*Exercise*. Extract the lines that hold the string "ylabel".

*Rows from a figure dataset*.
.....

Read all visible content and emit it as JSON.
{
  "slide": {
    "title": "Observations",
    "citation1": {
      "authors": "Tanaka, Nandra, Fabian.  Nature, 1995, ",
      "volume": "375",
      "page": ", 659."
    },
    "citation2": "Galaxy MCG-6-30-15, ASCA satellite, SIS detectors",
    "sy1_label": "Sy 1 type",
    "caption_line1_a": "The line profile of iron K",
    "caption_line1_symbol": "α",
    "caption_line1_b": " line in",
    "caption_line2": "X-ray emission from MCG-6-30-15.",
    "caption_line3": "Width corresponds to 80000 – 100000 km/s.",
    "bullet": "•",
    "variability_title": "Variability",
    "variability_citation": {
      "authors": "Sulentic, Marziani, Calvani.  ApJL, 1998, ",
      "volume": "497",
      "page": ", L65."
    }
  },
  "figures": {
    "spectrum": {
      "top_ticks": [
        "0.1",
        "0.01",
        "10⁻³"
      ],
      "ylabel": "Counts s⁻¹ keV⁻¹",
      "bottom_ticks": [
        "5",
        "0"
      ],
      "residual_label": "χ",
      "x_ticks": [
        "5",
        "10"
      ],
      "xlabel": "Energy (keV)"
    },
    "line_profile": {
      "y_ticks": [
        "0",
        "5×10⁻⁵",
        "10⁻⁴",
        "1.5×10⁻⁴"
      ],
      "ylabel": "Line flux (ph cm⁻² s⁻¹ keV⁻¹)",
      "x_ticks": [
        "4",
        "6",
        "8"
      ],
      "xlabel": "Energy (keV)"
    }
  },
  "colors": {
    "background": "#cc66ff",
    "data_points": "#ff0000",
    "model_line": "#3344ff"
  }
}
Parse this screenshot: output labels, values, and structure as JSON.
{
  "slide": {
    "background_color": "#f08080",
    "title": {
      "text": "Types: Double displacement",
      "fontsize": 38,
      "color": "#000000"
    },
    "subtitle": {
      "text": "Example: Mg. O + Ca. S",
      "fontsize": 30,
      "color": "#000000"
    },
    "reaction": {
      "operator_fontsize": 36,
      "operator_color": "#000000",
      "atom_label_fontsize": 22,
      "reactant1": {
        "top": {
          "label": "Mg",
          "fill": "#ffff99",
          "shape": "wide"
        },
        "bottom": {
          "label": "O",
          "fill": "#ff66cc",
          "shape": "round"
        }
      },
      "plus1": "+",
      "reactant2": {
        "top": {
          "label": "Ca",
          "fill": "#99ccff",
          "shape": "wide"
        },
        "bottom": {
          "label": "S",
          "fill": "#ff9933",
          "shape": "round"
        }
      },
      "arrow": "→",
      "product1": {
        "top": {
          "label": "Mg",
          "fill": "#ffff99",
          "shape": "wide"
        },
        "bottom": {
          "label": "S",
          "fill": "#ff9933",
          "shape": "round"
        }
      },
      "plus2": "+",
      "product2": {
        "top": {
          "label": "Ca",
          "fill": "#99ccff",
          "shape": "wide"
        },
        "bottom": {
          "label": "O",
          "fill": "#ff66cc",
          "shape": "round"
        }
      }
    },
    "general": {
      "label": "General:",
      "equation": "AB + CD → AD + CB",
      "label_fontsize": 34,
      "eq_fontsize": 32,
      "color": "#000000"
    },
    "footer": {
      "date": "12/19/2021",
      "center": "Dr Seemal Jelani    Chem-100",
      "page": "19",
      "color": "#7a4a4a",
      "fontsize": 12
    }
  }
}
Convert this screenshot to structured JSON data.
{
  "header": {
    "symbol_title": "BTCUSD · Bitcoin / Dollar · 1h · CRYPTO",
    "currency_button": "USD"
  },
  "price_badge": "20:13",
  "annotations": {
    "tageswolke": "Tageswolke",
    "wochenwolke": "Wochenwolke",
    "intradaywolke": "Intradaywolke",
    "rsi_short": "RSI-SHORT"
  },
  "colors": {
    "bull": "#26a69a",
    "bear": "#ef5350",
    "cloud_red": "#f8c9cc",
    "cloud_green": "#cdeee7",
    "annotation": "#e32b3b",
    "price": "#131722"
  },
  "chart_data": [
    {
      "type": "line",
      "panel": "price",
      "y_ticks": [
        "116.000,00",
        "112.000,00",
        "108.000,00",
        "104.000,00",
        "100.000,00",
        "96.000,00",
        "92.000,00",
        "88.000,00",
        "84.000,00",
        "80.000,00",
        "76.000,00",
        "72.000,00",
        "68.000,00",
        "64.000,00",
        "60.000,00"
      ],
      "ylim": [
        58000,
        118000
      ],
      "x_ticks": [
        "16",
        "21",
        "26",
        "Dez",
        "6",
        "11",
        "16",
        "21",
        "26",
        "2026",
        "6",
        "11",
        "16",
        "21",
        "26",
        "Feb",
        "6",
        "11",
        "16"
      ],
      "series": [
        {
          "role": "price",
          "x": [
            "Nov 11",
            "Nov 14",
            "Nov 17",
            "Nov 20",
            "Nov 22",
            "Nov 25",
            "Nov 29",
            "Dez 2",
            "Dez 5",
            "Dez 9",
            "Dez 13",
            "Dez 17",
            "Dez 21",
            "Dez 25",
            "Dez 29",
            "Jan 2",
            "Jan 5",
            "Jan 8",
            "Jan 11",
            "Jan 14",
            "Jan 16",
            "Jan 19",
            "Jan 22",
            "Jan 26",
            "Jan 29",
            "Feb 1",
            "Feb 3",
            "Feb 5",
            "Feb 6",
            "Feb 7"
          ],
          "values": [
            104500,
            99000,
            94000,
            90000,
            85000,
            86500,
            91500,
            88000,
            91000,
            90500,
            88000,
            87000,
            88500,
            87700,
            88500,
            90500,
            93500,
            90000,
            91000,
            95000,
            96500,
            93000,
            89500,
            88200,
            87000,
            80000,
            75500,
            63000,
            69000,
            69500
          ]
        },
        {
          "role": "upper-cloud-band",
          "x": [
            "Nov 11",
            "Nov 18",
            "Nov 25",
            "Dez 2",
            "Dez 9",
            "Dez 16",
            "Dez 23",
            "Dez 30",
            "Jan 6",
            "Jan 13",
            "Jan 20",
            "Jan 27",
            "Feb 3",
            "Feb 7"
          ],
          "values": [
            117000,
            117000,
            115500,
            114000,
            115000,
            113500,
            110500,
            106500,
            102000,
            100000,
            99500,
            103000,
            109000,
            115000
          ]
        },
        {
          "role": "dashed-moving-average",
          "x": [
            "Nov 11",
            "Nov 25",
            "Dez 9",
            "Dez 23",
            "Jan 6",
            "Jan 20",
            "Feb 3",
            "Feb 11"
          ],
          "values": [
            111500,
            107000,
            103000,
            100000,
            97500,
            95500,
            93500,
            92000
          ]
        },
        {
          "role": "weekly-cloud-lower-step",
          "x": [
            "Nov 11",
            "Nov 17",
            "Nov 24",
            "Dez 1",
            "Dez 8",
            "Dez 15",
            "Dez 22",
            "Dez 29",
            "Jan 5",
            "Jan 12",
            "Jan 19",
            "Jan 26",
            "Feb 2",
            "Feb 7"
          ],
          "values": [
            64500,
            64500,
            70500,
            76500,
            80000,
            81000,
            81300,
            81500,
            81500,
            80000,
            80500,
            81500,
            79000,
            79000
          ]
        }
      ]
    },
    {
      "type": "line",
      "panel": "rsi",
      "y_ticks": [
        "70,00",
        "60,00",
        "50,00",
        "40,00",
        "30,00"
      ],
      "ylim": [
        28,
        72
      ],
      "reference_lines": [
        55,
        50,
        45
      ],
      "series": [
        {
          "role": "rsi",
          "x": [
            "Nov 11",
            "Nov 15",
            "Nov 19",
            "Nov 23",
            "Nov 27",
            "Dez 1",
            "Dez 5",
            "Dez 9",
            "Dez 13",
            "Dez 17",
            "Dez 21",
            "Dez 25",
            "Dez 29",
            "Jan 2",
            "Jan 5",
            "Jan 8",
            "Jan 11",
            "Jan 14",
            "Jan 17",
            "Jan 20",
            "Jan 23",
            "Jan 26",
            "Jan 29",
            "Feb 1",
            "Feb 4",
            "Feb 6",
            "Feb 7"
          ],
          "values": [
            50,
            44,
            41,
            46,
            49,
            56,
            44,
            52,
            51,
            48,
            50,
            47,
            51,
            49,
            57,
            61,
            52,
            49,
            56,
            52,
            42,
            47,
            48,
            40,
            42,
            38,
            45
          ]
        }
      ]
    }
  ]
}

.....

*Answer for the task*.
      "ylabel": "Counts s⁻¹ keV⁻¹",
      "ylabel": "Line flux (ph cm⁻² s⁻¹ keV⁻¹)",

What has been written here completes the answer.